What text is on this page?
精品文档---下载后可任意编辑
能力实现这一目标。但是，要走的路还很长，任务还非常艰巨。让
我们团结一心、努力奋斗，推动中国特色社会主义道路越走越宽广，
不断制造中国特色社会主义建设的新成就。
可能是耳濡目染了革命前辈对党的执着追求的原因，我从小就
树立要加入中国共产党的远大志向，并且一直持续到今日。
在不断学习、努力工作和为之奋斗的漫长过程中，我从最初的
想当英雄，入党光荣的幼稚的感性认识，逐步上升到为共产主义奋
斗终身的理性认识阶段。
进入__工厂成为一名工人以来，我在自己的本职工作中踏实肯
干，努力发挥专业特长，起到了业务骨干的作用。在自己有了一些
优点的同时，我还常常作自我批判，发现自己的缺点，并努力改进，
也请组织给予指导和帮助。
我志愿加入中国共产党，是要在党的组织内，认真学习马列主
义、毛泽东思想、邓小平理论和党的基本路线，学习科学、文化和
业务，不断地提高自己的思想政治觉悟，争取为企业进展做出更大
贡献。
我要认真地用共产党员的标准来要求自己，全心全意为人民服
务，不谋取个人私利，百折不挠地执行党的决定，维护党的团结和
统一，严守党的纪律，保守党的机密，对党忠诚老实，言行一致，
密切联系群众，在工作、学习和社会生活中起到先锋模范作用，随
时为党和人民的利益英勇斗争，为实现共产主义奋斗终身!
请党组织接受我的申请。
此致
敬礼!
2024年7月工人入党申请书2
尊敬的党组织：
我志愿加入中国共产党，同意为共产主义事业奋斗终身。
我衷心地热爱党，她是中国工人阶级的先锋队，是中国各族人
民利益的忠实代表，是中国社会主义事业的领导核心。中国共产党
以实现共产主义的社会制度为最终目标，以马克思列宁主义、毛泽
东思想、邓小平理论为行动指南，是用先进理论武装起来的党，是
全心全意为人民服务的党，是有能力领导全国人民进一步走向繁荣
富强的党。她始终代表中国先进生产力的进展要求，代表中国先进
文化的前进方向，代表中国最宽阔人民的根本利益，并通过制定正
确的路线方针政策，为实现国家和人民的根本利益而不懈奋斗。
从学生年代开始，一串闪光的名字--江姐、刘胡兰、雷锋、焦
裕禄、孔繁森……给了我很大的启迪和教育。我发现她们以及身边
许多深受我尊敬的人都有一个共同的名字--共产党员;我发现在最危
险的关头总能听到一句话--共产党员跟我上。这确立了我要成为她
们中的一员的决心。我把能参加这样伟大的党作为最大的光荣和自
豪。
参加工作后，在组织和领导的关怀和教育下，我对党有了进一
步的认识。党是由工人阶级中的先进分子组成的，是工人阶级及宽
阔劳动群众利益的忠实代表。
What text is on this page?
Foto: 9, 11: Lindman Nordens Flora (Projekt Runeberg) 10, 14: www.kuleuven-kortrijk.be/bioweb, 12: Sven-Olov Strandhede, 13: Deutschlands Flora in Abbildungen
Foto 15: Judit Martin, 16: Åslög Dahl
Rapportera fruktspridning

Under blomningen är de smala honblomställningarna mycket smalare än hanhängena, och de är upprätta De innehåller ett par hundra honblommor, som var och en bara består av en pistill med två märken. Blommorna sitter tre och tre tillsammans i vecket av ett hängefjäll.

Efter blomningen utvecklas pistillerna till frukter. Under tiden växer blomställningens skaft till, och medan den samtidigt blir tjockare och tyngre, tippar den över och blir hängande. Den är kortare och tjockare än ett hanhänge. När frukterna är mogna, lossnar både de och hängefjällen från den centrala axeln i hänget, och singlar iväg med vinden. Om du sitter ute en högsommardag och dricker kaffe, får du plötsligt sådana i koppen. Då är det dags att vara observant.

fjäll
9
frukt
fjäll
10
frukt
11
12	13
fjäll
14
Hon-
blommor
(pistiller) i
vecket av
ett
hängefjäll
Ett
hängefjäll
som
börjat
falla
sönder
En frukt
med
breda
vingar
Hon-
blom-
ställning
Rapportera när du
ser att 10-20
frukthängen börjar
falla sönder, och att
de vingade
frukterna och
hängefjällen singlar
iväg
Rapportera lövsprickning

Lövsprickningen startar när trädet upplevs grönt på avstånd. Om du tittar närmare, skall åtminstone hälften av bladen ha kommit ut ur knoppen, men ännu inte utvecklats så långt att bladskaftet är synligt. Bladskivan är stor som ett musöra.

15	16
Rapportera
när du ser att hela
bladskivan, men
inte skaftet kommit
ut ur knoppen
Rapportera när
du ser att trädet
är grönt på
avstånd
...
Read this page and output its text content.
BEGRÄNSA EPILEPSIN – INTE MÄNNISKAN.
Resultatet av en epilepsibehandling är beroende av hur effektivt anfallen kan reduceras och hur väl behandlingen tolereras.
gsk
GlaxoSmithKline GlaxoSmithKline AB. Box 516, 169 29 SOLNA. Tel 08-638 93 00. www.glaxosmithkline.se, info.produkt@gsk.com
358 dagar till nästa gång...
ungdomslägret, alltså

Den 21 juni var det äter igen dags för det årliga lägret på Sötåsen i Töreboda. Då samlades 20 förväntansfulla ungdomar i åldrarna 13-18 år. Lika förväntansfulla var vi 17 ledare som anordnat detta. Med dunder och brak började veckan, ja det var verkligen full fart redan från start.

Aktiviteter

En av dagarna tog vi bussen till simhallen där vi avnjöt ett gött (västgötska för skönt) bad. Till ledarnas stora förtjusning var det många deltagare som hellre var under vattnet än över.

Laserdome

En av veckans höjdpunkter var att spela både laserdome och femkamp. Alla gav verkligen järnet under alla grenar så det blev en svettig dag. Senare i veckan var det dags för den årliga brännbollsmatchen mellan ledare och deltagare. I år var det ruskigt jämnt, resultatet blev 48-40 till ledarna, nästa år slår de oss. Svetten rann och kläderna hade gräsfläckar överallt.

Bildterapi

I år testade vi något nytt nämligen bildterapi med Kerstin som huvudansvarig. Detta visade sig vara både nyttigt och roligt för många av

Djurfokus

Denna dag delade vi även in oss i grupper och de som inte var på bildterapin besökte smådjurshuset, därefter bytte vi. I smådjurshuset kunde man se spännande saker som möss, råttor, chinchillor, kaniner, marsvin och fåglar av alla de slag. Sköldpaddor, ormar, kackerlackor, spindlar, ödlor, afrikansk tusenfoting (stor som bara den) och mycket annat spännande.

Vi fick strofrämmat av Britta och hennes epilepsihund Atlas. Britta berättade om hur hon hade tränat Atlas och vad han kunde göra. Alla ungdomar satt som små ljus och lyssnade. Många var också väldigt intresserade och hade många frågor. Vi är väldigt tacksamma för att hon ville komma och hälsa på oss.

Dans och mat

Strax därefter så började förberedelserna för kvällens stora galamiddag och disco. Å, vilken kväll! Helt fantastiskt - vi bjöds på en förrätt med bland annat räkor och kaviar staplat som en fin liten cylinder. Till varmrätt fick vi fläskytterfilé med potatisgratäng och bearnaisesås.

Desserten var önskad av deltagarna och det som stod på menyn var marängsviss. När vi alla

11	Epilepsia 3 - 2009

> [PROBLEM STATEMENT]:
Pick out the lines above containing the word "nästa", then copy them.

> [RESULT OF THIS TASK]:
358 dagar till nästa gång...
En av veckans höjdpunkter var att spela både laserdome och femkamp. Alla gav verkligen järnet under alla grenar så det blev en svettig dag. Senare i veckan var det dags för den årliga brännbollsmatchen mellan ledare och deltagare. I år var det ruskigt jämnt, resultatet blev 48-40 till ledarna, nästa år slår de oss. Svetten rann och kläderna hade gräsfläckar överallt.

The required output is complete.